** Begin DATA PROVIDED **
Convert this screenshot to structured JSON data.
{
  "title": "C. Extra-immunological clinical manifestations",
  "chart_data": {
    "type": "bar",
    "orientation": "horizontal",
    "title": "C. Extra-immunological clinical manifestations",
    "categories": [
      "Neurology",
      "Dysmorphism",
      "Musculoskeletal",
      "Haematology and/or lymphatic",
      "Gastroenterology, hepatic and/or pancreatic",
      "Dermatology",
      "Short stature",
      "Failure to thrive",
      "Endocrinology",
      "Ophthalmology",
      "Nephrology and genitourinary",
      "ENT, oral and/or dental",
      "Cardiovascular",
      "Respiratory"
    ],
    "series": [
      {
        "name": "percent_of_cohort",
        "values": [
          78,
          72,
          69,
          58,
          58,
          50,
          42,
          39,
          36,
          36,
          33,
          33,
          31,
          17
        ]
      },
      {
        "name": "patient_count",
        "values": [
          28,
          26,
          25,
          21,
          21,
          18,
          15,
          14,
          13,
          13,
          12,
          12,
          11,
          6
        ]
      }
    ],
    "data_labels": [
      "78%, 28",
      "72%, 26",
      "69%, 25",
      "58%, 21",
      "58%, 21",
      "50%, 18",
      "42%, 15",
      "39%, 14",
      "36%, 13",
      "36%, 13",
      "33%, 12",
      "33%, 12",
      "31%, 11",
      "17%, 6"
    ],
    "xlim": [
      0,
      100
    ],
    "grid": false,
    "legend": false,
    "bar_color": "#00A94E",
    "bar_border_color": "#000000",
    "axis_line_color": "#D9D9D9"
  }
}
** End DATA PROVIDED **
THE REQUEST: Exactly reproduce every record.

EXERCISE ANSWER:
Convert this screenshot to structured JSON data.
{
  "title": "C. Extra-immunological clinical manifestations",
  "chart_data": {
    "type": "bar",
    "orientation": "horizontal",
    "title": "C. Extra-immunological clinical manifestations",
    "categories": [
      "Neurology",
      "Dysmorphism",
      "Musculoskeletal",
      "Haematology and/or lymphatic",
      "Gastroenterology, hepatic and/or pancreatic",
      "Dermatology",
      "Short stature",
      "Failure to thrive",
      "Endocrinology",
      "Ophthalmology",
      "Nephrology and genitourinary",
      "ENT, oral and/or dental",
      "Cardiovascular",
      "Respiratory"
    ],
    "series": [
      {
        "name": "percent_of_cohort",
        "values": [
          78,
          72,
          69,
          58,
          58,
          50,
          42,
          39,
          36,
          36,
          33,
          33,
          31,
          17
        ]
      },
      {
        "name": "patient_count",
        "values": [
          28,
          26,
          25,
          21,
          21,
          18,
          15,
          14,
          13,
          13,
          12,
          12,
          11,
          6
        ]
      }
    ],
    "data_labels": [
      "78%, 28",
      "72%, 26",
      "69%, 25",
      "58%, 21",
      "58%, 21",
      "50%, 18",
      "42%, 15",
      "39%, 14",
      "36%, 13",
      "36%, 13",
      "33%, 12",
      "33%, 12",
      "31%, 11",
      "17%, 6"
    ],
    "xlim": [
      0,
      100
    ],
    "grid": false,
    "legend": false,
    "bar_color": "#00A94E",
    "bar_border_color": "#000000",
    "axis_line_color": "#D9D9D9"
  }
}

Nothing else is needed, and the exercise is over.